Reproduce every one of the following records verbatim, omitting the pictures from your output.
------------------------------------------------------------------------
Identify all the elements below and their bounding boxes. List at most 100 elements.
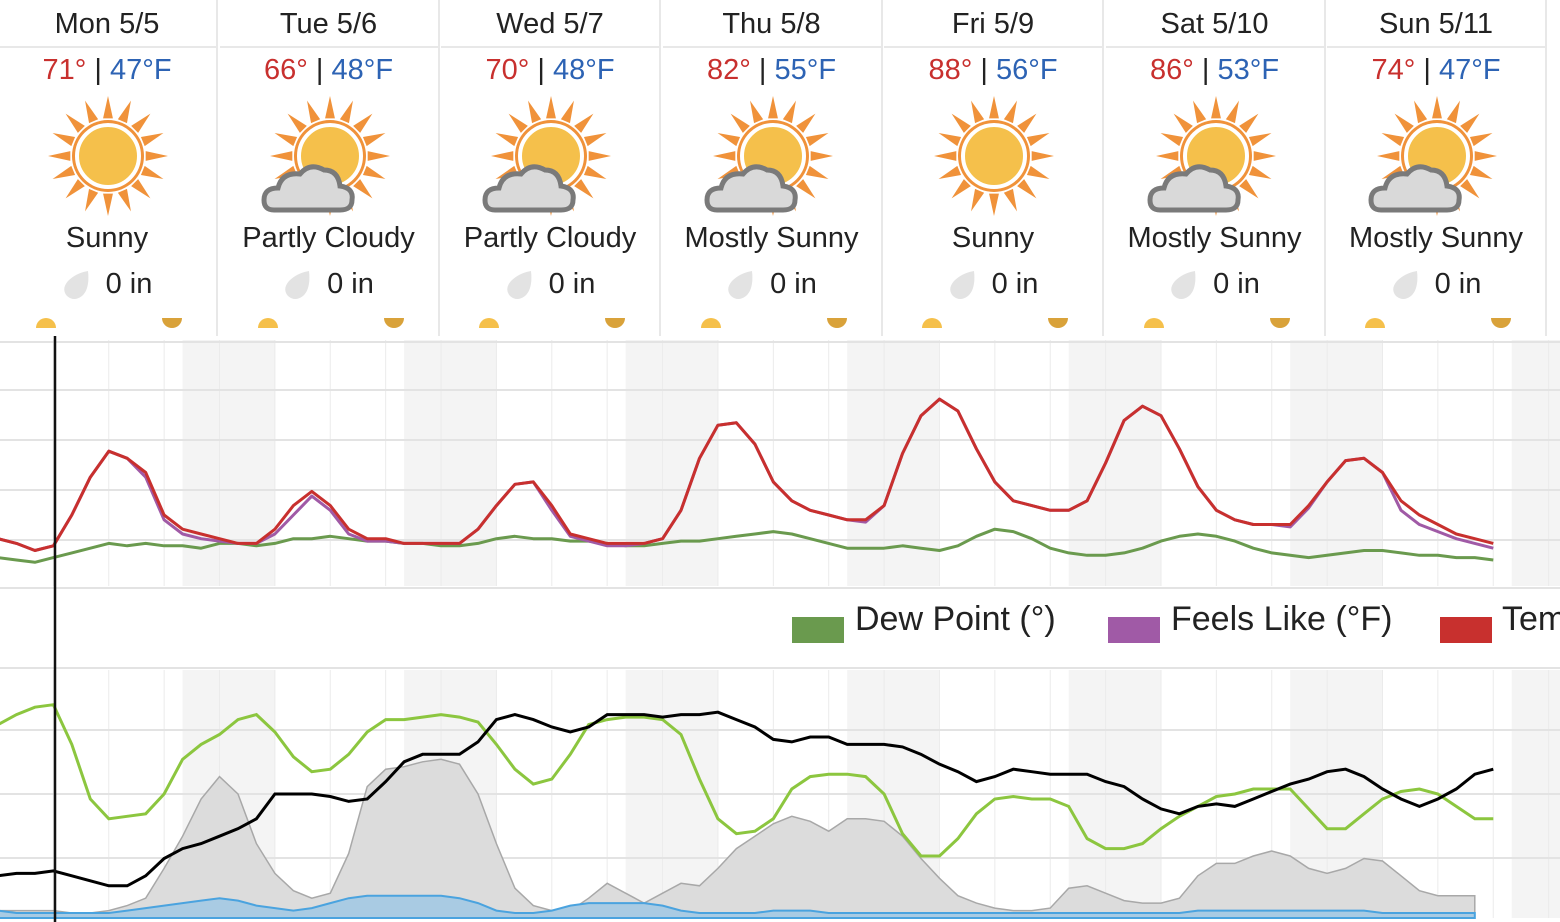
temp-separator: |	[980, 54, 988, 86]
temperature-range: 70° | 48°F	[441, 54, 659, 87]
night-band	[1290, 340, 1383, 586]
legend-swatch[interactable]	[1108, 617, 1160, 643]
mostly-sunny-icon	[703, 96, 843, 221]
condition-text: Mostly Sunny	[1348, 222, 1524, 254]
temp-separator: |	[537, 54, 545, 86]
precipitation: 0 in	[220, 268, 438, 301]
mostly-sunny-icon	[1146, 96, 1286, 221]
day-label: Sun 5/11	[1327, 0, 1545, 48]
condition-text: Sunny	[951, 222, 1035, 254]
precip-amount-area	[0, 894, 1476, 919]
high-temp: 71°	[42, 54, 87, 86]
sunrise-icon	[700, 318, 721, 328]
precip-amount: 0 in	[991, 268, 1039, 300]
precip-chance-area	[0, 758, 1476, 919]
sunrise-icon	[1365, 318, 1385, 328]
sunset-icon	[1491, 318, 1511, 328]
legend-label[interactable]: Feels Like (°F)	[1171, 600, 1393, 638]
high-temp: 66°	[263, 54, 308, 86]
day-label: Mon 5/5	[0, 0, 216, 48]
temp-separator: |	[315, 54, 324, 86]
partly-cloudy-icon	[481, 96, 621, 221]
temperature-range: 88° | 56°F	[884, 54, 1102, 87]
cloud-cover-line	[0, 710, 1494, 888]
day-label: Tue 5/6	[219, 0, 438, 48]
low-temp: 55°F	[774, 54, 837, 86]
daily-forecast-strip: Mon 5/5 71° | 47°F Sunny 0 in Tue 5/6 66° | …	[0, 0, 1560, 336]
precip-amount: 0 in	[105, 268, 153, 300]
series-line-0	[0, 397, 1494, 552]
raindrop-icon	[506, 271, 532, 300]
legend-label[interactable]: Tem	[1502, 600, 1560, 638]
low-temp: 47°F	[109, 54, 172, 86]
temp-separator: |	[758, 54, 767, 86]
precip-amount: 0 in	[770, 268, 817, 300]
high-temp: 82°	[706, 54, 751, 86]
day-column[interactable]: Sat 5/10 86° | 53°F Mostly Sunny 0 in	[1105, 0, 1326, 336]
low-temp: 48°F	[331, 54, 394, 86]
legend-label[interactable]: Dew Point (°)	[855, 600, 1056, 638]
condition-text: Mostly Sunny	[684, 222, 859, 254]
temp-separator: |	[1201, 54, 1210, 86]
day-label: Fri 5/9	[884, 0, 1102, 48]
high-temp: 74°	[1371, 54, 1416, 86]
night-band	[1068, 340, 1161, 586]
sunset-icon	[826, 318, 847, 328]
raindrop-icon	[1171, 271, 1196, 300]
day-label: Sat 5/10	[1105, 0, 1324, 48]
sunset-icon	[1269, 318, 1290, 328]
partly-cloudy-icon	[260, 96, 400, 221]
low-temp: 56°F	[995, 54, 1058, 86]
sun-icon	[924, 96, 1064, 221]
day-column[interactable]: Mon 5/5 71° | 47°F Sunny 0 in	[0, 0, 218, 336]
precipitation: 0 in	[663, 268, 881, 301]
mostly-sunny-icon	[1367, 96, 1507, 221]
condition-text: Partly Cloudy	[242, 222, 415, 254]
low-temp: 53°F	[1217, 54, 1280, 86]
night-band	[847, 340, 940, 586]
high-temp: 70°	[485, 54, 530, 86]
day-column[interactable]: Wed 5/7 70° | 48°F Partly Cloudy 0 in	[441, 0, 661, 336]
precip-amount: 0 in	[1434, 268, 1482, 300]
temperature-range: 86° | 53°F	[1106, 54, 1324, 87]
temperature-range: 71° | 47°F	[0, 54, 216, 87]
precip-amount: 0 in	[548, 268, 596, 300]
raindrop-icon	[63, 271, 89, 300]
legend-swatch[interactable]	[792, 617, 844, 643]
temperature-range: 82° | 55°F	[663, 54, 881, 87]
low-temp: 47°F	[1438, 54, 1501, 86]
raindrop-icon	[949, 271, 975, 300]
condition-text: Partly Cloudy	[463, 222, 637, 254]
sunrise-icon	[1143, 318, 1164, 328]
night-band	[625, 340, 718, 586]
sunset-icon	[605, 318, 625, 328]
sunrise-icon	[36, 318, 56, 328]
precip-amount: 0 in	[1213, 268, 1260, 300]
condition-text: Mostly Sunny	[1127, 222, 1302, 254]
precip-amount: 0 in	[327, 268, 374, 300]
day-label: Wed 5/7	[441, 0, 659, 48]
humidity-line	[0, 703, 1494, 858]
day-column[interactable]: Fri 5/9 88° | 56°F Sunny 0 in	[884, 0, 1104, 336]
legend-swatch[interactable]	[1440, 617, 1492, 643]
precipitation: 0 in	[1327, 268, 1545, 301]
precipitation: 0 in	[884, 268, 1102, 301]
precipitation: 0 in	[0, 268, 216, 301]
temperature-range: 66° | 48°F	[220, 54, 438, 87]
raindrop-icon	[1392, 271, 1418, 300]
condition-text: Sunny	[65, 222, 149, 254]
high-temp: 88°	[928, 54, 973, 86]
raindrop-icon	[285, 271, 310, 300]
precipitation: 0 in	[441, 268, 659, 301]
high-temp: 86°	[1149, 54, 1194, 86]
hourly-charts	[0, 336, 1560, 922]
day-column[interactable]: Thu 5/8 82° | 55°F Mostly Sunny 0 in	[662, 0, 883, 336]
sunrise-icon	[479, 318, 499, 328]
night-band	[404, 340, 497, 586]
night-band	[1511, 340, 1560, 586]
temp-separator: |	[94, 54, 102, 86]
temperature-range: 74° | 47°F	[1327, 54, 1545, 87]
precipitation: 0 in	[1106, 268, 1324, 301]
day-column[interactable]: Tue 5/6 66° | 48°F Partly Cloudy 0 in	[219, 0, 440, 336]
day-column[interactable]: Sun 5/11 74° | 47°F Mostly Sunny 0 in	[1327, 0, 1547, 336]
------------------------------------------------------------------------
§ The response:
Identify all the elements below and their bounding boxes. List at most 100 elements.
temp-separator: |	[980, 54, 988, 86]
temperature-range: 70° | 48°F	[441, 54, 659, 87]
night-band	[1290, 340, 1383, 586]
legend-swatch[interactable]	[1108, 617, 1160, 643]
mostly-sunny-icon	[703, 96, 843, 221]
condition-text: Mostly Sunny	[1348, 222, 1524, 254]
temp-separator: |	[537, 54, 545, 86]
precipitation: 0 in	[220, 268, 438, 301]
mostly-sunny-icon	[1146, 96, 1286, 221]
day-label: Sun 5/11	[1327, 0, 1545, 48]
condition-text: Sunny	[951, 222, 1035, 254]
precip-amount-area	[0, 894, 1476, 919]
high-temp: 71°	[42, 54, 87, 86]
sunrise-icon	[700, 318, 721, 328]
precip-amount: 0 in	[991, 268, 1039, 300]
precip-chance-area	[0, 758, 1476, 919]
sunrise-icon	[1365, 318, 1385, 328]
sunset-icon	[1491, 318, 1511, 328]
legend-label[interactable]: Feels Like (°F)	[1171, 600, 1393, 638]
high-temp: 66°	[263, 54, 308, 86]
day-label: Mon 5/5	[0, 0, 216, 48]
temp-separator: |	[315, 54, 324, 86]
partly-cloudy-icon	[481, 96, 621, 221]
temperature-range: 88° | 56°F	[884, 54, 1102, 87]
cloud-cover-line	[0, 710, 1494, 888]
day-label: Tue 5/6	[219, 0, 438, 48]
low-temp: 55°F	[774, 54, 837, 86]
daily-forecast-strip: Mon 5/5 71° | 47°F Sunny 0 in Tue 5/6 66° | …	[0, 0, 1560, 336]
precip-amount: 0 in	[105, 268, 153, 300]
series-line-0	[0, 397, 1494, 552]
raindrop-icon	[506, 271, 532, 300]
legend-label[interactable]: Tem	[1502, 600, 1560, 638]
low-temp: 47°F	[109, 54, 172, 86]
temp-separator: |	[758, 54, 767, 86]
precip-amount: 0 in	[770, 268, 817, 300]
high-temp: 82°	[706, 54, 751, 86]
day-column[interactable]: Sat 5/10 86° | 53°F Mostly Sunny 0 in	[1105, 0, 1326, 336]
low-temp: 48°F	[331, 54, 394, 86]
legend-label[interactable]: Dew Point (°)	[855, 600, 1056, 638]
condition-text: Mostly Sunny	[684, 222, 859, 254]
temp-separator: |	[1201, 54, 1210, 86]
day-label: Fri 5/9	[884, 0, 1102, 48]
high-temp: 74°	[1371, 54, 1416, 86]
night-band	[1068, 340, 1161, 586]
sunset-icon	[826, 318, 847, 328]
raindrop-icon	[1171, 271, 1196, 300]
day-label: Sat 5/10	[1105, 0, 1324, 48]
sunset-icon	[1269, 318, 1290, 328]
partly-cloudy-icon	[260, 96, 400, 221]
low-temp: 56°F	[995, 54, 1058, 86]
sun-icon	[924, 96, 1064, 221]
day-column[interactable]: Mon 5/5 71° | 47°F Sunny 0 in	[0, 0, 218, 336]
precipitation: 0 in	[663, 268, 881, 301]
mostly-sunny-icon	[1367, 96, 1507, 221]
condition-text: Partly Cloudy	[242, 222, 415, 254]
low-temp: 53°F	[1217, 54, 1280, 86]
night-band	[847, 340, 940, 586]
high-temp: 70°	[485, 54, 530, 86]
day-column[interactable]: Wed 5/7 70° | 48°F Partly Cloudy 0 in	[441, 0, 661, 336]
precip-amount: 0 in	[1434, 268, 1482, 300]
temperature-range: 86° | 53°F	[1106, 54, 1324, 87]
temperature-range: 71° | 47°F	[0, 54, 216, 87]
precip-amount: 0 in	[548, 268, 596, 300]
raindrop-icon	[63, 271, 89, 300]
legend-swatch[interactable]	[792, 617, 844, 643]
temperature-range: 82° | 55°F	[663, 54, 881, 87]
low-temp: 47°F	[1438, 54, 1501, 86]
raindrop-icon	[949, 271, 975, 300]
condition-text: Partly Cloudy	[463, 222, 637, 254]
sunrise-icon	[1143, 318, 1164, 328]
night-band	[625, 340, 718, 586]
sunset-icon	[605, 318, 625, 328]
sunrise-icon	[36, 318, 56, 328]
precip-amount: 0 in	[1213, 268, 1260, 300]
condition-text: Mostly Sunny	[1127, 222, 1302, 254]
precip-amount: 0 in	[327, 268, 374, 300]
day-label: Wed 5/7	[441, 0, 659, 48]
humidity-line	[0, 703, 1494, 858]
day-column[interactable]: Fri 5/9 88° | 56°F Sunny 0 in	[884, 0, 1104, 336]
legend-swatch[interactable]	[1440, 617, 1492, 643]
precipitation: 0 in	[1327, 268, 1545, 301]
precipitation: 0 in	[884, 268, 1102, 301]
precipitation: 0 in	[0, 268, 216, 301]
temperature-range: 66° | 48°F	[220, 54, 438, 87]
raindrop-icon	[1392, 271, 1418, 300]
condition-text: Sunny	[65, 222, 149, 254]
high-temp: 88°	[928, 54, 973, 86]
raindrop-icon	[285, 271, 310, 300]
precipitation: 0 in	[441, 268, 659, 301]
high-temp: 86°	[1149, 54, 1194, 86]
hourly-charts	[0, 336, 1560, 922]
day-column[interactable]: Thu 5/8 82° | 55°F Mostly Sunny 0 in	[662, 0, 883, 336]
sunrise-icon	[479, 318, 499, 328]
night-band	[404, 340, 497, 586]
night-band	[1511, 340, 1560, 586]
temp-separator: |	[94, 54, 102, 86]
temperature-range: 74° | 47°F	[1327, 54, 1545, 87]
precipitation: 0 in	[1106, 268, 1324, 301]
day-column[interactable]: Tue 5/6 66° | 48°F Partly Cloudy 0 in	[219, 0, 440, 336]
day-column[interactable]: Sun 5/11 74° | 47°F Mostly Sunny 0 in	[1327, 0, 1547, 336]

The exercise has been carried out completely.